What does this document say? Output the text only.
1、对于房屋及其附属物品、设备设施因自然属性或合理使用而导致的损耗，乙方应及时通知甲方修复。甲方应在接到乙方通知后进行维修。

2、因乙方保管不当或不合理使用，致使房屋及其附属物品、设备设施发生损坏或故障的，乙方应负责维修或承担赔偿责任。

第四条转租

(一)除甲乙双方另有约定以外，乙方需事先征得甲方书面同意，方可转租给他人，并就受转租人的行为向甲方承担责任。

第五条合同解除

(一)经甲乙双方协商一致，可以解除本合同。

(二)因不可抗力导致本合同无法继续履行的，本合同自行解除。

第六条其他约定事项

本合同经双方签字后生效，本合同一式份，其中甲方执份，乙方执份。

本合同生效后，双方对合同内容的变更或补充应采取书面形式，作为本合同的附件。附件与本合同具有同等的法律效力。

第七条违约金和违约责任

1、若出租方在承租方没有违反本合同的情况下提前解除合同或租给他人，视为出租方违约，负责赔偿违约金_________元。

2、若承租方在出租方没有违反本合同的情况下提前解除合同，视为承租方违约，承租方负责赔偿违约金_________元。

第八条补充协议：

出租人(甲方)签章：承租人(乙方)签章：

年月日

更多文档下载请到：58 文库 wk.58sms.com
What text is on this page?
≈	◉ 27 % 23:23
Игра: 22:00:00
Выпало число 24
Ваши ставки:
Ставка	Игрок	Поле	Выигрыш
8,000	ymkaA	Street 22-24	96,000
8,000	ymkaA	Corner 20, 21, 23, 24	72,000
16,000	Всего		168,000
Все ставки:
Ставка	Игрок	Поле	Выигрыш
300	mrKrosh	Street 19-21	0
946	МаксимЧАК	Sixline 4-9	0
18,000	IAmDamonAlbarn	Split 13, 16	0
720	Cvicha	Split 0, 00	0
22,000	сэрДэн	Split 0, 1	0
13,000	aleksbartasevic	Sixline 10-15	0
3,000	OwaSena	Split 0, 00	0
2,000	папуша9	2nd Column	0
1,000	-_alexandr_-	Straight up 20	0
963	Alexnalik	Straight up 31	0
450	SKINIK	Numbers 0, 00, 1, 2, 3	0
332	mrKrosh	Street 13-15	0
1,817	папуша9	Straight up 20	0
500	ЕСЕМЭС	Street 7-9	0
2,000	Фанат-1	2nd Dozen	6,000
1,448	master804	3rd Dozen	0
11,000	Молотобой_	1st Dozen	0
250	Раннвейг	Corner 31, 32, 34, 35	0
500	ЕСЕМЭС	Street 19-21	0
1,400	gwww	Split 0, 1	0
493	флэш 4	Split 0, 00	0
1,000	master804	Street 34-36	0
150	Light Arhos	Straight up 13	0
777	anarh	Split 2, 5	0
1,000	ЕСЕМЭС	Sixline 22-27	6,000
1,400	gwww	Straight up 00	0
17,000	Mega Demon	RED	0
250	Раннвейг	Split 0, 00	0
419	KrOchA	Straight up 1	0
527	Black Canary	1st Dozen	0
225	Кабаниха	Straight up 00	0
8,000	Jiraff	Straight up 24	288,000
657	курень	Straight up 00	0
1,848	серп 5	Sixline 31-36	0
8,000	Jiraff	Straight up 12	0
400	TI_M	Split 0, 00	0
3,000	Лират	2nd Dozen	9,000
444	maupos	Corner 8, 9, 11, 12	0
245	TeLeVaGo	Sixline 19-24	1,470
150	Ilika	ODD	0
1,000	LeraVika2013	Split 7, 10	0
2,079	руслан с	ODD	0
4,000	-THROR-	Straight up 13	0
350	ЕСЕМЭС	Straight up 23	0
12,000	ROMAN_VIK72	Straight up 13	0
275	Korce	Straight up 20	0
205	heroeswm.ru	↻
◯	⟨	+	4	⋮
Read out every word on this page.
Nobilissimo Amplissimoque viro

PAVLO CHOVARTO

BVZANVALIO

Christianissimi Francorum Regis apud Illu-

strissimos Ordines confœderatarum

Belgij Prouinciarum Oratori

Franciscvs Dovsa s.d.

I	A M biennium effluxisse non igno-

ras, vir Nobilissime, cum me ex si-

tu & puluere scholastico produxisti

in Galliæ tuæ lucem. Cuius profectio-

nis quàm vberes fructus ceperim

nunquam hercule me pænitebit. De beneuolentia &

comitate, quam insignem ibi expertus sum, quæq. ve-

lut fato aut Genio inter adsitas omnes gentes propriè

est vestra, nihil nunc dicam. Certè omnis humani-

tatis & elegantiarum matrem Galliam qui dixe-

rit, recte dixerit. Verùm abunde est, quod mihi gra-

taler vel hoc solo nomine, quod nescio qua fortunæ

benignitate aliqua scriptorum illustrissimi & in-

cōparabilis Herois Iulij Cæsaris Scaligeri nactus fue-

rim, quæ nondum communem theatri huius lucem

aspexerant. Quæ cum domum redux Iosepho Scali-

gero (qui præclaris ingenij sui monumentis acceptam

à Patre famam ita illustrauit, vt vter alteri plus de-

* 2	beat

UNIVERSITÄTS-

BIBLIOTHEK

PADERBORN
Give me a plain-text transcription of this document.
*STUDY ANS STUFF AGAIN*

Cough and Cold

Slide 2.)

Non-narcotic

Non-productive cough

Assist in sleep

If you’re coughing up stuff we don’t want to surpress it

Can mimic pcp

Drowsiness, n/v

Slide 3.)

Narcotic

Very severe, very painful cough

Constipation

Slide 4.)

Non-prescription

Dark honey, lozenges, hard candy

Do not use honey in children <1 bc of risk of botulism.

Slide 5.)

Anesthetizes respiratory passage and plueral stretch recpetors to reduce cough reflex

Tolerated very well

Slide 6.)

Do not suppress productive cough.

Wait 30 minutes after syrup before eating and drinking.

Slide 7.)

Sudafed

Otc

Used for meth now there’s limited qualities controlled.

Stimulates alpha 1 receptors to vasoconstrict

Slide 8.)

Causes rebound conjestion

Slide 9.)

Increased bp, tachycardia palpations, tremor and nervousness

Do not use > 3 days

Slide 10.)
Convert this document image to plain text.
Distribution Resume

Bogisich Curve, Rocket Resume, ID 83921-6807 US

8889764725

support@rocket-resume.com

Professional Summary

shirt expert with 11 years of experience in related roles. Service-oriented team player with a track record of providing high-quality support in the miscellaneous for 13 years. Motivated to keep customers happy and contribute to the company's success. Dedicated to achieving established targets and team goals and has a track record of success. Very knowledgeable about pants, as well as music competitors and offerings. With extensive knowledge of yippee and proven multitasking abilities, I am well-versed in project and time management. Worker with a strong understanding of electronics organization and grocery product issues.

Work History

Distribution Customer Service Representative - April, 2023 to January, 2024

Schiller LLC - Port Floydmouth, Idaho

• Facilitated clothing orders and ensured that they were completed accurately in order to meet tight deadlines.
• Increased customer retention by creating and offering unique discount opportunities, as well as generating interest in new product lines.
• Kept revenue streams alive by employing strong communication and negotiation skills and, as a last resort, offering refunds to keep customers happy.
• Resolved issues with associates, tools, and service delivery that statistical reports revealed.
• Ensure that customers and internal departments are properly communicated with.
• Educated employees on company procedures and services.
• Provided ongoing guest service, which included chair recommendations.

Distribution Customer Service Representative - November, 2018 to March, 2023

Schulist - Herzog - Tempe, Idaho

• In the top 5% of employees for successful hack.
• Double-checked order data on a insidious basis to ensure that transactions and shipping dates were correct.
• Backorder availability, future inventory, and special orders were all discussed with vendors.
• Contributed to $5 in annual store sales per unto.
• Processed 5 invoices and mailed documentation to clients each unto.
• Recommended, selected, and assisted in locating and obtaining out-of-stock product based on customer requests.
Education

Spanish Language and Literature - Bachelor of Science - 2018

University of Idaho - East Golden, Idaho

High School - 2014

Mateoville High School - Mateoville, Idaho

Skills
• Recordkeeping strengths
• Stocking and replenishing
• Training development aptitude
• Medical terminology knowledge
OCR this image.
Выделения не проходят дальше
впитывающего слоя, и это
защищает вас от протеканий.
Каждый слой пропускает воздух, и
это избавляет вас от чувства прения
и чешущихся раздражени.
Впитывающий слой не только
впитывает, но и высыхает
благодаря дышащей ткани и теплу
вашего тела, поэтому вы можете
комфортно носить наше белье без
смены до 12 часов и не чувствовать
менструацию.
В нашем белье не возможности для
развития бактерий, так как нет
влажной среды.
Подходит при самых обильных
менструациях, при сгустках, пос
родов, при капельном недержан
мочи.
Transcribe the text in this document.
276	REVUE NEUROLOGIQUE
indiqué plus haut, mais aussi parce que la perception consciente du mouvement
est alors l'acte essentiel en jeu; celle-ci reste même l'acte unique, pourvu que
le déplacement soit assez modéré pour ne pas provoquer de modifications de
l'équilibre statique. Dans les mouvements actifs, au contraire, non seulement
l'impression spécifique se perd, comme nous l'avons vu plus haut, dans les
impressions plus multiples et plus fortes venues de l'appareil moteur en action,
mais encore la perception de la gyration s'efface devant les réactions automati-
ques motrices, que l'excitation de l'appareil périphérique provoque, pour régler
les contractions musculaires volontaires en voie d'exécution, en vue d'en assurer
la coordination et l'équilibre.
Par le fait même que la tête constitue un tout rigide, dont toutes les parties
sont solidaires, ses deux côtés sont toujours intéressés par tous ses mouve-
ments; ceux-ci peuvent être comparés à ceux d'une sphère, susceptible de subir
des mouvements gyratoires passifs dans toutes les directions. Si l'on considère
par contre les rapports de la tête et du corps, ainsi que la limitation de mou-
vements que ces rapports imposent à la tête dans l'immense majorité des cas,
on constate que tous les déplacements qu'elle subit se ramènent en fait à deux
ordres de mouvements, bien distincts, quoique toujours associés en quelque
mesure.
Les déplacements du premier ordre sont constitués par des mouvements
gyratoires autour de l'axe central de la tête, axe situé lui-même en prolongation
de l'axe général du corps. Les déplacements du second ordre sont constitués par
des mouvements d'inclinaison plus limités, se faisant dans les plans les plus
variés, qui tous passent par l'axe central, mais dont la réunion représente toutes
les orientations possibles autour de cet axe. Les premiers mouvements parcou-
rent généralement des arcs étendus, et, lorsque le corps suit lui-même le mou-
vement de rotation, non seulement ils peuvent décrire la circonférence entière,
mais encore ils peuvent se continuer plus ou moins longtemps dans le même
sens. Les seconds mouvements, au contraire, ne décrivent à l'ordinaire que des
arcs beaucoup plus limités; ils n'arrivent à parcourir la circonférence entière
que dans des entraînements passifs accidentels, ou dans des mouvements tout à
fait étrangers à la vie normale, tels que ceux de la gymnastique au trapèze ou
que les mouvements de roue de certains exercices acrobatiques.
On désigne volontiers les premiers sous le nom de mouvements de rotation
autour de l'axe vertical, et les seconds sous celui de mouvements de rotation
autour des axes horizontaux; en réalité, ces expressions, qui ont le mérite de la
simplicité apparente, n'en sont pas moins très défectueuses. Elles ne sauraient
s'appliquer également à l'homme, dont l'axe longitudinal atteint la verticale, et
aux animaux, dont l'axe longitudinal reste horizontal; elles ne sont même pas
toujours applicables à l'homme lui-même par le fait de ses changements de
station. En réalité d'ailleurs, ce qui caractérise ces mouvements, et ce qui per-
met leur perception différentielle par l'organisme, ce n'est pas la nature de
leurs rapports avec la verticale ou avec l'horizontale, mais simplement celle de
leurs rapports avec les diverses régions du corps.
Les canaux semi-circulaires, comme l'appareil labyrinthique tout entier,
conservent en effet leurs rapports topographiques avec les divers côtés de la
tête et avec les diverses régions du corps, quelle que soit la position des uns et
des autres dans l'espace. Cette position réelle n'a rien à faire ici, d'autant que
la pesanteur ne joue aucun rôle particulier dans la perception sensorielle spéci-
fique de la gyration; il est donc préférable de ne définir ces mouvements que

--

PROBLEM TO SOLVE:
Which lines hold the word "seconds"? Copy every one of them.

RESULT BELOW:
sens. Les seconds mouvements, au contraire, ne décrivent à l'ordinaire que des
autour de l'axe vertical, et les seconds sous celui de mouvements de rotation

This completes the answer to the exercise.